• [EXERCISE AIM]:
Copy each line of the entries that contains the word "water".
>> BEGIN
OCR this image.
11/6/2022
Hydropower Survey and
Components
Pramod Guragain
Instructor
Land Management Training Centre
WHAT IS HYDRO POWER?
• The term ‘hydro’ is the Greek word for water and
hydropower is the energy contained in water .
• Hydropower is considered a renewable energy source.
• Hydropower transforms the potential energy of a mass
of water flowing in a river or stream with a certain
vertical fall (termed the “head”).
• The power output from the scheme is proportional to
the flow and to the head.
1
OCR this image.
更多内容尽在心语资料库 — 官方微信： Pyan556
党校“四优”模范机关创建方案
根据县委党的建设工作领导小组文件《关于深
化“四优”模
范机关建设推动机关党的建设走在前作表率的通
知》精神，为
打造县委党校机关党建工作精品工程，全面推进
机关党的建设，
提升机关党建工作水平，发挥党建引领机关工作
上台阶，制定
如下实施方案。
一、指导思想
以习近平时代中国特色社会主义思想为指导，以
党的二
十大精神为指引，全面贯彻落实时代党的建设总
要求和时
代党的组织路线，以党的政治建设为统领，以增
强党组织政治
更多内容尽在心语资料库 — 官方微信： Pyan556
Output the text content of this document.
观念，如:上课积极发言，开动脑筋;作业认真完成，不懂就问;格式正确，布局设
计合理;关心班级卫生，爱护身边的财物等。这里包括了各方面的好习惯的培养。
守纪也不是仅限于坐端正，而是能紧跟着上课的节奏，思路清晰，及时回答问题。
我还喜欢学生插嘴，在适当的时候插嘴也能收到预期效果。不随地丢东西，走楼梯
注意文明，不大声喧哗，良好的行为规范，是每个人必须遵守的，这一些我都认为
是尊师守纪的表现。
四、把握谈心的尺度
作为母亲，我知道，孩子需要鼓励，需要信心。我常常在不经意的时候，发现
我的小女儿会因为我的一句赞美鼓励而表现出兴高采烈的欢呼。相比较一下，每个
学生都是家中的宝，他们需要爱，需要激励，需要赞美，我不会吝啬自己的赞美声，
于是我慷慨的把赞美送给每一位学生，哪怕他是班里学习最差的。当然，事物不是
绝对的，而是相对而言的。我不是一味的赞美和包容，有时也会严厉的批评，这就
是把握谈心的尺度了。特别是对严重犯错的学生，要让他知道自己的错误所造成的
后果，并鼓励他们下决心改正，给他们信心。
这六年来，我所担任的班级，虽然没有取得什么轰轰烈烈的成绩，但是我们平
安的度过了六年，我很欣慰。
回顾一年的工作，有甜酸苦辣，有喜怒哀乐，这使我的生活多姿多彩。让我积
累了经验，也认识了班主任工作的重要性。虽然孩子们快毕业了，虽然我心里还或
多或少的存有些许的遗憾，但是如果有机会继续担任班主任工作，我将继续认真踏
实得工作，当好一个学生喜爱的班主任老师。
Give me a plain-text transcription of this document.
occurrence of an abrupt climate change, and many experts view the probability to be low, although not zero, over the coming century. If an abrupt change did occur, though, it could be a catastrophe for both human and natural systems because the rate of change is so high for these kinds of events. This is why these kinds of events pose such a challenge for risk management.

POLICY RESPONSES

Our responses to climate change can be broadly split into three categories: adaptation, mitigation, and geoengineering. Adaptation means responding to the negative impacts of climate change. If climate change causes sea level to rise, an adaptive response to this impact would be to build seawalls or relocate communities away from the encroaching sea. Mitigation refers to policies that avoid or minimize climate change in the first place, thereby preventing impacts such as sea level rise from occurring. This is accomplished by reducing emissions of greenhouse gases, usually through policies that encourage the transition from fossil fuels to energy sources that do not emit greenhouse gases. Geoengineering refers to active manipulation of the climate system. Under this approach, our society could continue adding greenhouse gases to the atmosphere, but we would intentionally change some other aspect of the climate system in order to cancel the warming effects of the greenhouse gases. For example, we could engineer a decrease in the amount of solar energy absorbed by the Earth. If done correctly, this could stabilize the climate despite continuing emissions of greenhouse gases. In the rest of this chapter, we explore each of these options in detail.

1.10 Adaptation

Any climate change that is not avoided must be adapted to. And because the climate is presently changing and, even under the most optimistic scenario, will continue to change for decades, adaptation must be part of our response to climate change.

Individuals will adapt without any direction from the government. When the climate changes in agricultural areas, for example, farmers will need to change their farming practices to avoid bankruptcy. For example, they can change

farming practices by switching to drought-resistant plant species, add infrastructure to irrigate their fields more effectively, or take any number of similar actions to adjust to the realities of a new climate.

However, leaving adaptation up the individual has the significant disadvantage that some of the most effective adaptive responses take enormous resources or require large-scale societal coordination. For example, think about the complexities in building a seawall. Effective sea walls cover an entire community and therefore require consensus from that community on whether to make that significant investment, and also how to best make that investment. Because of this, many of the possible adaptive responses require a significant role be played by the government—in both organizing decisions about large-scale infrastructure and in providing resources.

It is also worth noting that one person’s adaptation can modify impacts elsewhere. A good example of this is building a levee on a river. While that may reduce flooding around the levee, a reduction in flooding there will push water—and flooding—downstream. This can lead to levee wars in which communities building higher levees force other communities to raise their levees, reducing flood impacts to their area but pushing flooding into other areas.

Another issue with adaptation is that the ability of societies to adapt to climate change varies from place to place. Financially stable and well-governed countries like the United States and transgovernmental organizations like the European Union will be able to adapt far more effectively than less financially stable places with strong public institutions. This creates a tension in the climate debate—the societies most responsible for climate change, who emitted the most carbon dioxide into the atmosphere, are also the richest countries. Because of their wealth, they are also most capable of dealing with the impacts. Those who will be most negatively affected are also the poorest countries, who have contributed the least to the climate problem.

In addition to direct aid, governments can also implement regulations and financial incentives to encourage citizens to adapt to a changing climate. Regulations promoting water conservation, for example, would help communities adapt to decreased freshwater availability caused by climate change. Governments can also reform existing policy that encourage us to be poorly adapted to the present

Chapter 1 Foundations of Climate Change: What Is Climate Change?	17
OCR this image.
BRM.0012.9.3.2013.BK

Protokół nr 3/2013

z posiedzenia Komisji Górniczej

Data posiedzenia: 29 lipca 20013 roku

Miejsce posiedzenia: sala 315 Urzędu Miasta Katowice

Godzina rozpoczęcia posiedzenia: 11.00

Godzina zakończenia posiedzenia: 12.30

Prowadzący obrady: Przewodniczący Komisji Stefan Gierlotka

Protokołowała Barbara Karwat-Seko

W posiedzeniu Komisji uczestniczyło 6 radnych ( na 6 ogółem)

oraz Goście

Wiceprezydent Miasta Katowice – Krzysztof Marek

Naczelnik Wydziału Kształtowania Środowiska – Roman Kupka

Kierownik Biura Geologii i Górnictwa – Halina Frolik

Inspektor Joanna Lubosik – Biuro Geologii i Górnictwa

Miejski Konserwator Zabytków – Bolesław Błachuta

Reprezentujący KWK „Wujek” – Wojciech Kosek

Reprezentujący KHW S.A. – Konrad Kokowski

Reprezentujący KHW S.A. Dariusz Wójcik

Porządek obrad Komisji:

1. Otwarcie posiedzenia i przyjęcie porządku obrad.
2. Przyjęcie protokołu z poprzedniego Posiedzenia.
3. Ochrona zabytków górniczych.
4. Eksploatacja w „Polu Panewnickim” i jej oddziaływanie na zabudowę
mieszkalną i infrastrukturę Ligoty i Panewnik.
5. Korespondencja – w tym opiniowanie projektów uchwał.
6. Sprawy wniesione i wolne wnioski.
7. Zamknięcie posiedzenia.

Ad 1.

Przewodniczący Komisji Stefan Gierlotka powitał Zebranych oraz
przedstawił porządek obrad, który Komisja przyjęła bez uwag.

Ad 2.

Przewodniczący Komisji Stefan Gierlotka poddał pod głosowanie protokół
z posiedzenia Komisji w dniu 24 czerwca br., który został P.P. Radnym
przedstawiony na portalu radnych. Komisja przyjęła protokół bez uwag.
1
>> END
• [REPLY]:
• The term ‘hydro’ is the Greek word for water and
hydropower is the energy contained in water .
of water flowing in a river or stream with a certain
It is also worth noting that one person’s adaptation can modify impacts elsewhere. A good example of this is building a levee on a river. While that may reduce flooding around the levee, a reduction in flooding there will push water—and flooding—downstream. This can lead to levee wars in which communities building higher levees force other communities to raise their levees, reducing flood impacts to their area but pushing flooding into other areas.
In addition to direct aid, governments can also implement regulations and financial incentives to encourage citizens to adapt to a changing climate. Regulations promoting water conservation, for example, would help communities adapt to decreased freshwater availability caused by climate change. Governments can also reform existing policy that encourage us to be poorly adapted to the present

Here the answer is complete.